---- Materials provided

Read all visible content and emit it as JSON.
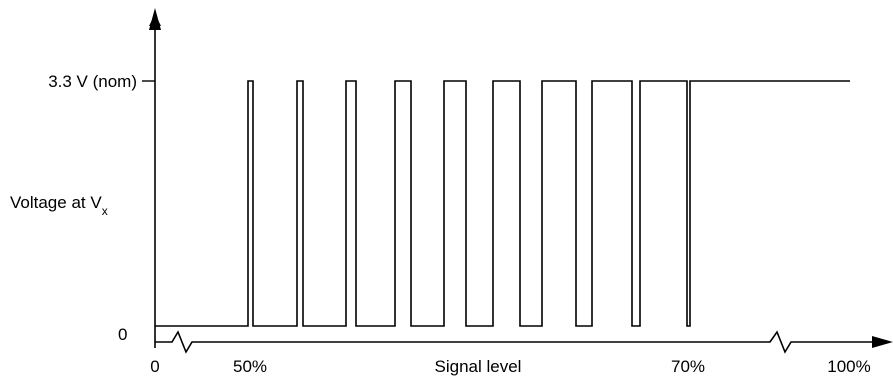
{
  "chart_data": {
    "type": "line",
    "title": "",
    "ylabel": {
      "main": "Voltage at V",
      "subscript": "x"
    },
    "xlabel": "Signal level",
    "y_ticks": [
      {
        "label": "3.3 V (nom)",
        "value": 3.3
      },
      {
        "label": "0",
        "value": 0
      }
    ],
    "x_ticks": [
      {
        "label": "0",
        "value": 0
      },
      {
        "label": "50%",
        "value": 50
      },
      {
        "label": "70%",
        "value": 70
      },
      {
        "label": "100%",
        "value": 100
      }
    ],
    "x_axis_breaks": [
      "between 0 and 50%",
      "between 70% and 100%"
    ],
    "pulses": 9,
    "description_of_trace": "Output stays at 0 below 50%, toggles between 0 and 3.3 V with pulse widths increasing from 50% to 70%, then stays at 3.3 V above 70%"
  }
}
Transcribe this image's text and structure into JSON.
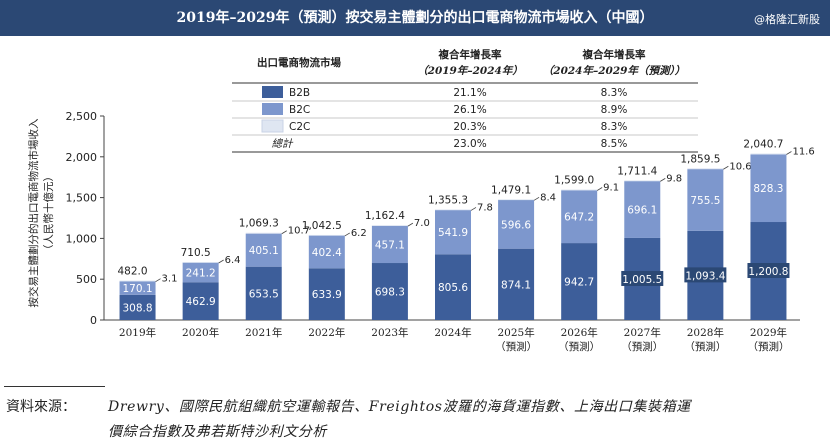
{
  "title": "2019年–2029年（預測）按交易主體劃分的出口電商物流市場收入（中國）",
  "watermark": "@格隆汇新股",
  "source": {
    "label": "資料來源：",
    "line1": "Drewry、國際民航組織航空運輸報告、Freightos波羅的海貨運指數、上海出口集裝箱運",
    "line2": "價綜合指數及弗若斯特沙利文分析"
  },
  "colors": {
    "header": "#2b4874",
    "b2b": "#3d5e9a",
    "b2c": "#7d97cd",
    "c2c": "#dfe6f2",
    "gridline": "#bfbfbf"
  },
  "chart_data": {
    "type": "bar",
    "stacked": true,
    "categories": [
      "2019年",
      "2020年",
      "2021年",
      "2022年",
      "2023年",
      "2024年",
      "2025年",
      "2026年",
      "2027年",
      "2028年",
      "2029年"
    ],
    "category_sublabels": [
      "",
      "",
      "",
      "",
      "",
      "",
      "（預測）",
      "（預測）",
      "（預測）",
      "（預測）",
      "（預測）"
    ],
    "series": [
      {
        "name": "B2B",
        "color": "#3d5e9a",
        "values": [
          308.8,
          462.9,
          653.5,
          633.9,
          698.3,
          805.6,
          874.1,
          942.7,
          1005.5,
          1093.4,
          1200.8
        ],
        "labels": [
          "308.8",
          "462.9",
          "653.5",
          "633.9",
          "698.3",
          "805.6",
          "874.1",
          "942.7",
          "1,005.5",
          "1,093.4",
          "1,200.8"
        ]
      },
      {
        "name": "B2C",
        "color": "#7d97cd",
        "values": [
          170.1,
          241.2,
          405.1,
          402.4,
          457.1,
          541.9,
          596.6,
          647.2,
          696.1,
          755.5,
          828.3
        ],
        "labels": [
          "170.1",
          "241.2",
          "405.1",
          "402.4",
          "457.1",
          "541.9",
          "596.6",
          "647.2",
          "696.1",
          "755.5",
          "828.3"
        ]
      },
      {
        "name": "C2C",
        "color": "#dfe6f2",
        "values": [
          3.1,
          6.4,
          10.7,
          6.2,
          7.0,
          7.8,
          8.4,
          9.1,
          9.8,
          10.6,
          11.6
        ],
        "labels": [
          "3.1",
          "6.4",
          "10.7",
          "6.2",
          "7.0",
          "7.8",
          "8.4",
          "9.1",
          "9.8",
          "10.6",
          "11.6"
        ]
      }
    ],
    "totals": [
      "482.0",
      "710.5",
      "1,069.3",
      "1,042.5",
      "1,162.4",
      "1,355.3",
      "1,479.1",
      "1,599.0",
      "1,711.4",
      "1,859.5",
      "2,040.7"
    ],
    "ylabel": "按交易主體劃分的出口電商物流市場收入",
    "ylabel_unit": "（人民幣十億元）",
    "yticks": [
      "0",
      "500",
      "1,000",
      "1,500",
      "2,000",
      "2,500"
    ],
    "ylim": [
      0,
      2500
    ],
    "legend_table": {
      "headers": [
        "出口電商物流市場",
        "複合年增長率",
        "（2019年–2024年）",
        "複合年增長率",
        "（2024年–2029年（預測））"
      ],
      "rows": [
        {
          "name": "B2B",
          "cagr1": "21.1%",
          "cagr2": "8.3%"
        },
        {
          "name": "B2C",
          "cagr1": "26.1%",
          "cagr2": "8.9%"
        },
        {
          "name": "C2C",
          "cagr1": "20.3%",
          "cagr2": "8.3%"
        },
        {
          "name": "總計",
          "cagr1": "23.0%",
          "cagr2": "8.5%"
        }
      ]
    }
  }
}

--------
---- Materials provided

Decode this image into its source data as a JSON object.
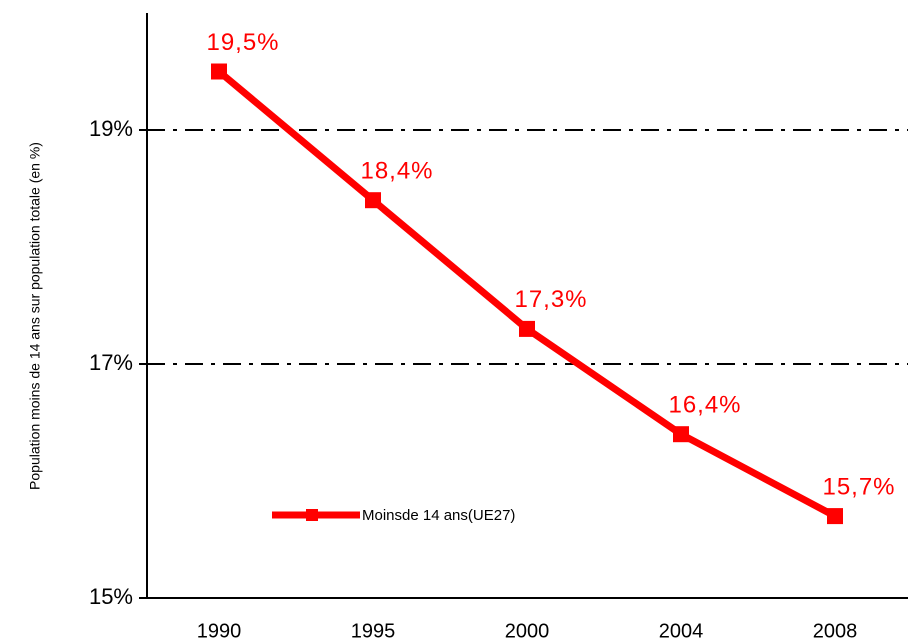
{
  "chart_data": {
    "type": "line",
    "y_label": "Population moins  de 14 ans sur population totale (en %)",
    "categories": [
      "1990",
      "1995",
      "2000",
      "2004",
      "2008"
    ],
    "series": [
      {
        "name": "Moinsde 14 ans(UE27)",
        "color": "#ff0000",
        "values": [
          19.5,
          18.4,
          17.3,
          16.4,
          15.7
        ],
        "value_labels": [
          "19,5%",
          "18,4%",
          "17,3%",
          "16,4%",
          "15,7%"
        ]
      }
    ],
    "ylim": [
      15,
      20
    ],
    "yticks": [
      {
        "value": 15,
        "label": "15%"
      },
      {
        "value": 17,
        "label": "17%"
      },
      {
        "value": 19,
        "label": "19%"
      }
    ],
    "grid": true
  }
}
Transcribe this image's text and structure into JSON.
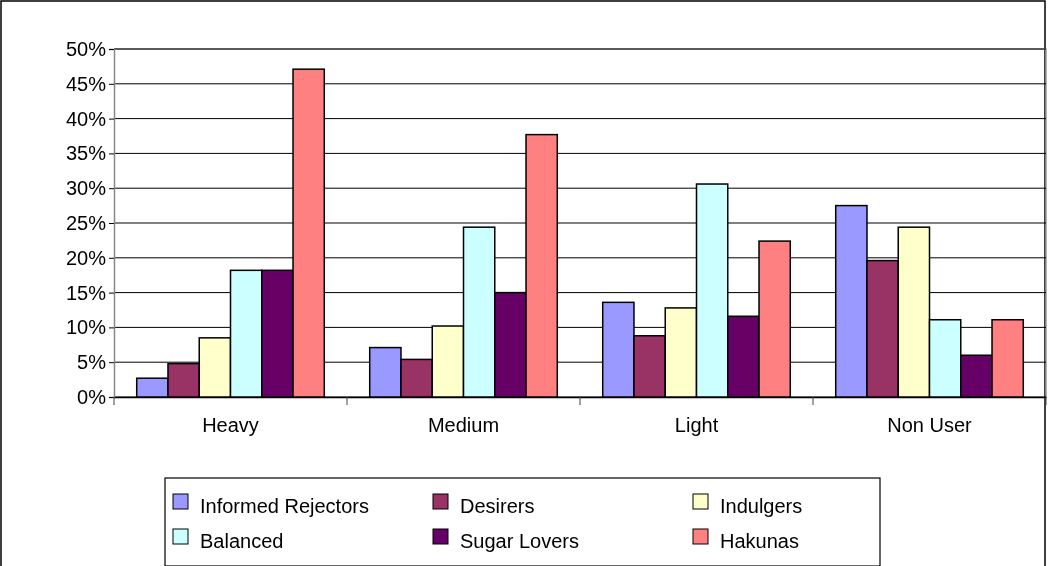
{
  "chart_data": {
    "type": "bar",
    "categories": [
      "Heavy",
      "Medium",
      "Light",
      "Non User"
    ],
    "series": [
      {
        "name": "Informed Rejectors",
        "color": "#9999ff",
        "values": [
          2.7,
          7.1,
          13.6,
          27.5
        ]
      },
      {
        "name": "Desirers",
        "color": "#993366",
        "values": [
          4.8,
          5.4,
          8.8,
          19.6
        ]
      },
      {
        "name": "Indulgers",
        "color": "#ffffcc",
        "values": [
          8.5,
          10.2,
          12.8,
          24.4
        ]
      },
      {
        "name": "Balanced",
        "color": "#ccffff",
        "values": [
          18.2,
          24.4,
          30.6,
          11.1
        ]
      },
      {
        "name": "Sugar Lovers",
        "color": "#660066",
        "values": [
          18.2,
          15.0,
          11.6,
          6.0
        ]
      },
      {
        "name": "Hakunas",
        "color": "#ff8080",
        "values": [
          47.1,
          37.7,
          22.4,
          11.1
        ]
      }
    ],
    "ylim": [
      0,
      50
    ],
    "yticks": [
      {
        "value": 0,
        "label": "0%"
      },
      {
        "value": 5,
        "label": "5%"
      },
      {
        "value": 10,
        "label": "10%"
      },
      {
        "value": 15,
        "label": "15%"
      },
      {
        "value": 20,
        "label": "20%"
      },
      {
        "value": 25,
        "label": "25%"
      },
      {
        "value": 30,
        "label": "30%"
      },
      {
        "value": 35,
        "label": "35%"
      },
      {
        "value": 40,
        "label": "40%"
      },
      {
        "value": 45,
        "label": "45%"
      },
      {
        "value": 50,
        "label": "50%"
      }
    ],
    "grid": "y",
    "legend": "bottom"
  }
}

--------

Task to carry out: Copy every line of the listing containing the string "JSON".

Full output:
Read all visible content and emit it as JSON.
Transcribe this image's text and structure into JSON.
Decode this image into its source data as a JSON object.
Transcribe this image's text and structure into JSON.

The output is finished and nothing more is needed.